** Start of MATERIAL **
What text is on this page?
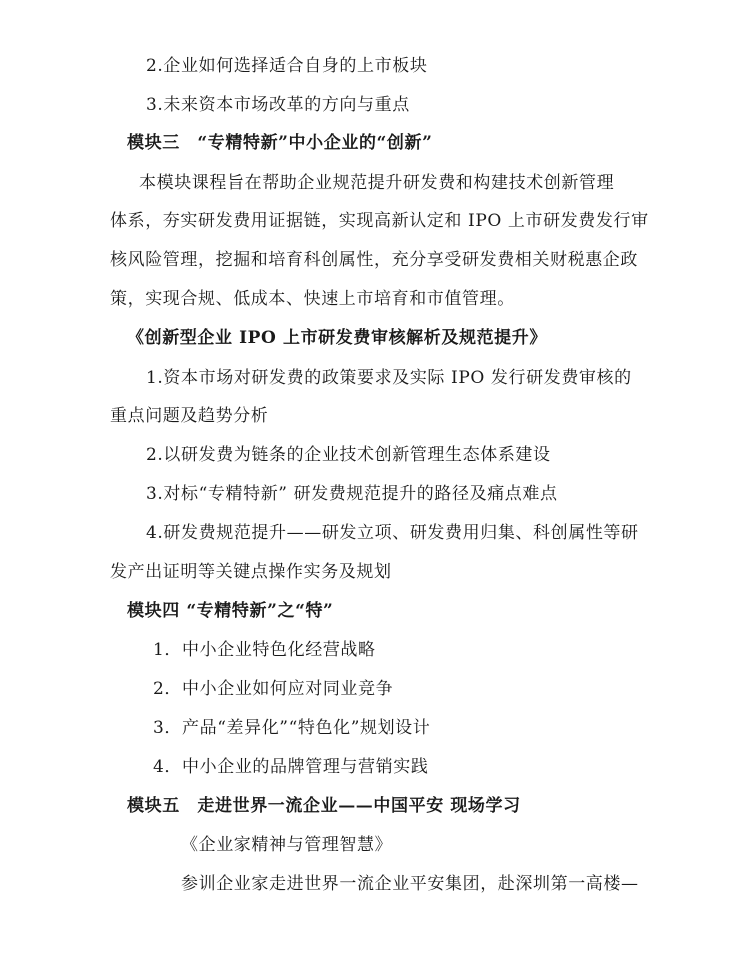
2.企业如何选择适合自身的上市板块
3.未来资本市场改革的方向与重点
模块三　“专精特新”中小企业的“创新”
本模块课程旨在帮助企业规范提升研发费和构建技术创新管理
体系，夯实研发费用证据链，实现高新认定和 IPO 上市研发费发行审
核风险管理，挖掘和培育科创属性，充分享受研发费相关财税惠企政
策，实现合规、低成本、快速上市培育和市值管理。
《创新型企业 IPO 上市研发费审核解析及规范提升》
1.资本市场对研发费的政策要求及实际 IPO 发行研发费审核的
重点问题及趋势分析
2.以研发费为链条的企业技术创新管理生态体系建设
3.对标“专精特新” 研发费规范提升的路径及痛点难点
4.研发费规范提升——研发立项、研发费用归集、科创属性等研
发产出证明等关键点操作实务及规划
模块四 “专精特新”之“特”
1．中小企业特色化经营战略
2．中小企业如何应对同业竞争
3．产品“差异化”“特色化”规划设计
4．中小企业的品牌管理与营销实践
模块五　走进世界一流企业——中国平安 现场学习
《企业家精神与管理智慧》
参训企业家走进世界一流企业平安集团，赴深圳第一高楼—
** End of MATERIAL **
TASK REQUIREMENTS:
Write out all the entries again, word for word, and print no images.

FINAL ANSWER:
What text is on this page?
2.企业如何选择适合自身的上市板块
3.未来资本市场改革的方向与重点
模块三　“专精特新”中小企业的“创新”
本模块课程旨在帮助企业规范提升研发费和构建技术创新管理
体系，夯实研发费用证据链，实现高新认定和 IPO 上市研发费发行审
核风险管理，挖掘和培育科创属性，充分享受研发费相关财税惠企政
策，实现合规、低成本、快速上市培育和市值管理。
《创新型企业 IPO 上市研发费审核解析及规范提升》
1.资本市场对研发费的政策要求及实际 IPO 发行研发费审核的
重点问题及趋势分析
2.以研发费为链条的企业技术创新管理生态体系建设
3.对标“专精特新” 研发费规范提升的路径及痛点难点
4.研发费规范提升——研发立项、研发费用归集、科创属性等研
发产出证明等关键点操作实务及规划
模块四 “专精特新”之“特”
1．中小企业特色化经营战略
2．中小企业如何应对同业竞争
3．产品“差异化”“特色化”规划设计
4．中小企业的品牌管理与营销实践
模块五　走进世界一流企业——中国平安 现场学习
《企业家精神与管理智慧》
参训企业家走进世界一流企业平安集团，赴深圳第一高楼—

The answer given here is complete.